- **EXERCISE DIRECTIONS**
Rewrite the lines starting at the one that contains "Where is each" and ending at the one that contains "What elements are", changing "app" to "application" and leaving everything else as it is.

____ EXCERPTED RECORDS

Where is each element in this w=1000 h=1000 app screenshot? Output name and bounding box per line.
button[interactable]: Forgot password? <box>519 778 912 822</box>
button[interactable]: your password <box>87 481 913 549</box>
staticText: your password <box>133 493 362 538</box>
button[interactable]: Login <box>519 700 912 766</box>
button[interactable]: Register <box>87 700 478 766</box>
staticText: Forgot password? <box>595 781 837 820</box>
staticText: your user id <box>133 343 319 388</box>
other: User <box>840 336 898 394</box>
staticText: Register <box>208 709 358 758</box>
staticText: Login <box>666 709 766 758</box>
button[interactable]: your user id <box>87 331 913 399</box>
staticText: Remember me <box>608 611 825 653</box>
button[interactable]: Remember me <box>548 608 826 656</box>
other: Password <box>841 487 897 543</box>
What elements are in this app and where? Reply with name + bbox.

________
____ EXCERPTED RECORDS

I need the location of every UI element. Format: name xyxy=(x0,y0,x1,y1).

________

- **THE ANSWER**
Where is each element in this w=1000 h=1000 application screenshot? Output name and bounding box per line.
button[interactable]: Forgot password? <box>519 778 912 822</box>
button[interactable]: your password <box>87 481 913 549</box>
staticText: your password <box>133 493 362 538</box>
button[interactable]: Login <box>519 700 912 766</box>
button[interactable]: Register <box>87 700 478 766</box>
staticText: Forgot password? <box>595 781 837 820</box>
staticText: your user id <box>133 343 319 388</box>
other: User <box>840 336 898 394</box>
staticText: Register <box>208 709 358 758</box>
staticText: Login <box>666 709 766 758</box>
button[interactable]: your user id <box>87 331 913 399</box>
staticText: Remember me <box>608 611 825 653</box>
button[interactable]: Remember me <box>548 608 826 656</box>
other: Password <box>841 487 897 543</box>
What elements are in this application and where? Reply with name + bbox.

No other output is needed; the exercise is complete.